#### [Data supplied]
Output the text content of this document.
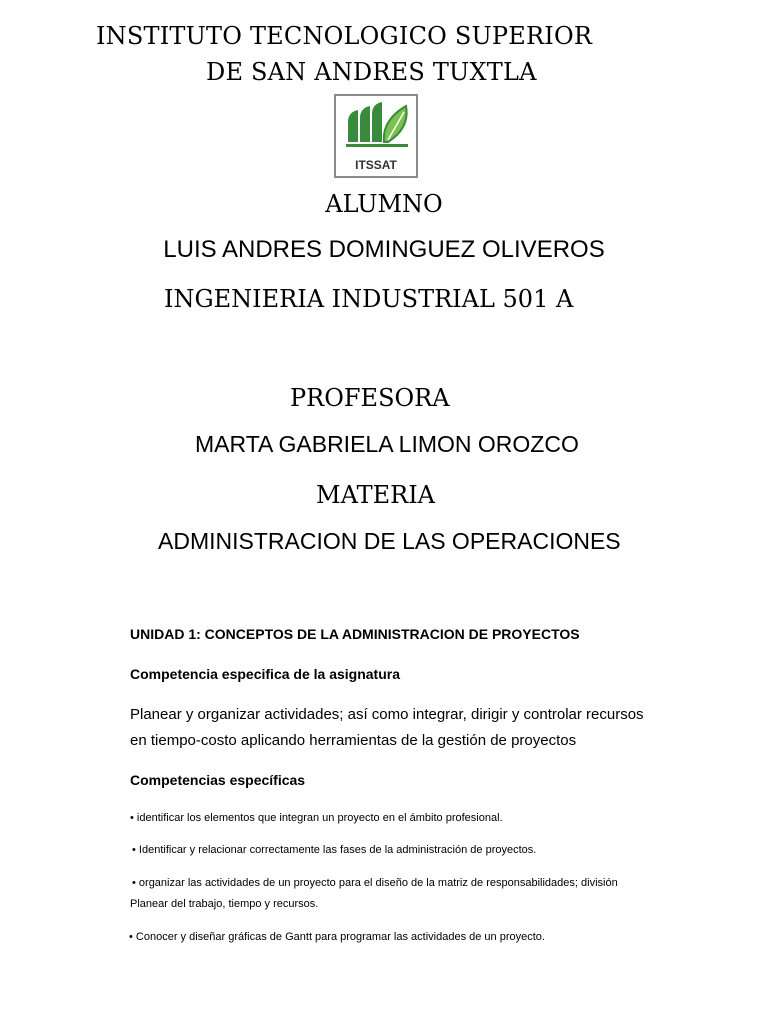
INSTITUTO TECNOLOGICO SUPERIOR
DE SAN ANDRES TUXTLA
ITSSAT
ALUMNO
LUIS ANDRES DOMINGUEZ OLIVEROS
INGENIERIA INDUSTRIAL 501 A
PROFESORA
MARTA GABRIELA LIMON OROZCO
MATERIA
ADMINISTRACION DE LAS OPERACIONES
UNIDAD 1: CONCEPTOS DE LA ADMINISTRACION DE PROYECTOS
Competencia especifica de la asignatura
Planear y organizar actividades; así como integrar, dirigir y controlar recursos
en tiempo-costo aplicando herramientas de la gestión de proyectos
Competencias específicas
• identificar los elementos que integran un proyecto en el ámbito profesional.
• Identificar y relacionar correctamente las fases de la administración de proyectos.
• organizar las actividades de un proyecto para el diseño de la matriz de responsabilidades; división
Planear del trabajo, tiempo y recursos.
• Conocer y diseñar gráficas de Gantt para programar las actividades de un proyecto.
==
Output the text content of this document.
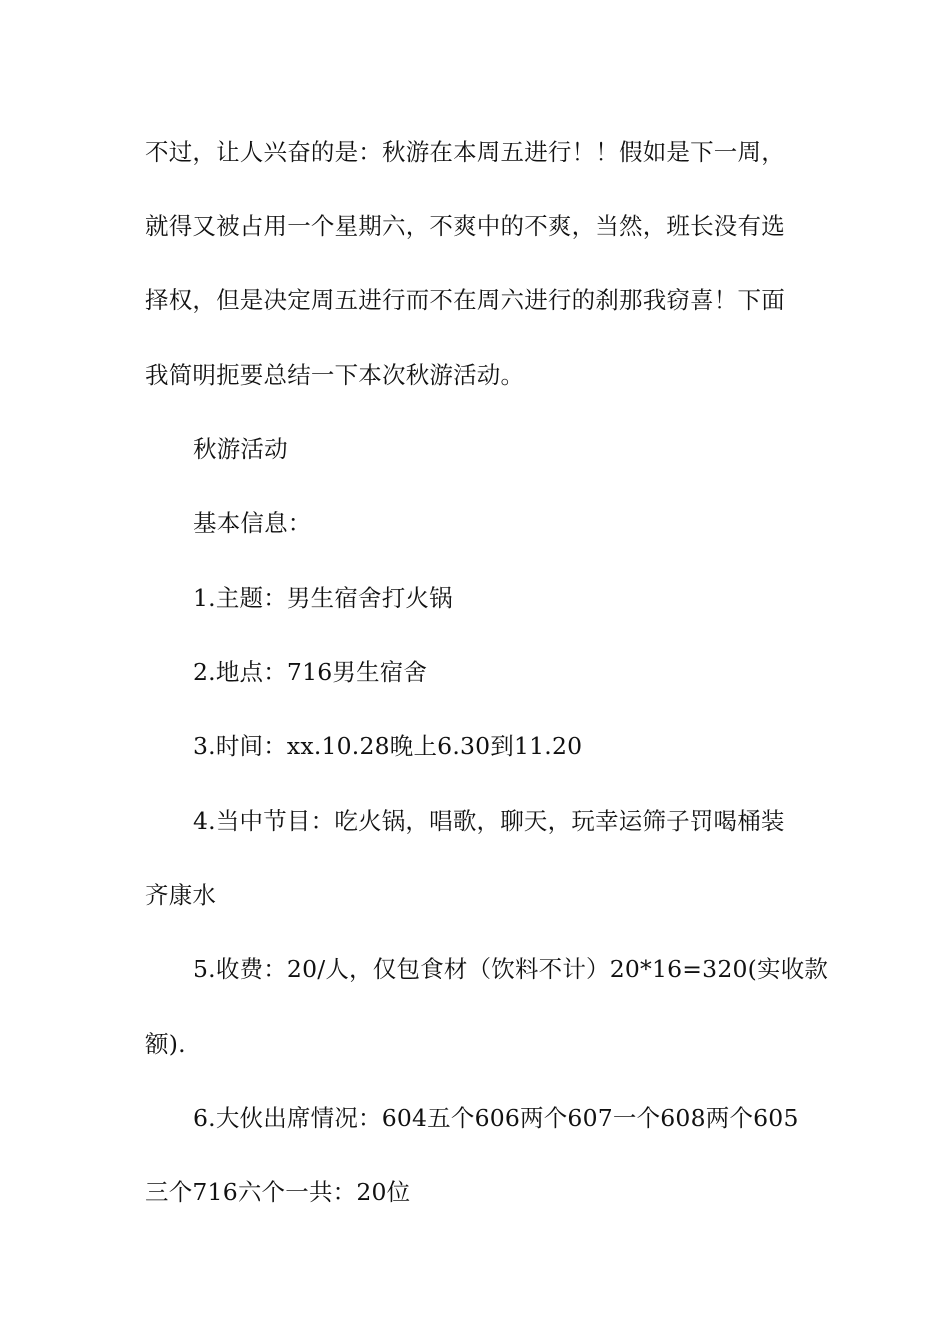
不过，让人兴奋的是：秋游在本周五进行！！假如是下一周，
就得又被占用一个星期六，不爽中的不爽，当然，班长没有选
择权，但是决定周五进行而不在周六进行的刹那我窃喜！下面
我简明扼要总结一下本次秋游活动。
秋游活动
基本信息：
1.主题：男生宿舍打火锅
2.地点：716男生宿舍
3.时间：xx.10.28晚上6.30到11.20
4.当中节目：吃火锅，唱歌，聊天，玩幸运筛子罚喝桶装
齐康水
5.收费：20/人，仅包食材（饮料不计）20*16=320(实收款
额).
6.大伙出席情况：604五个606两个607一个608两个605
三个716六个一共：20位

#### [Given exercise]
From the entries above, copy every line that holds the word "actividades".

#### [Expected answer]
Planear y organizar actividades; así como integrar, dirigir y controlar recursos
• organizar las actividades de un proyecto para el diseño de la matriz de responsabilidades; división
• Conocer y diseñar gráficas de Gantt para programar las actividades de un proyecto.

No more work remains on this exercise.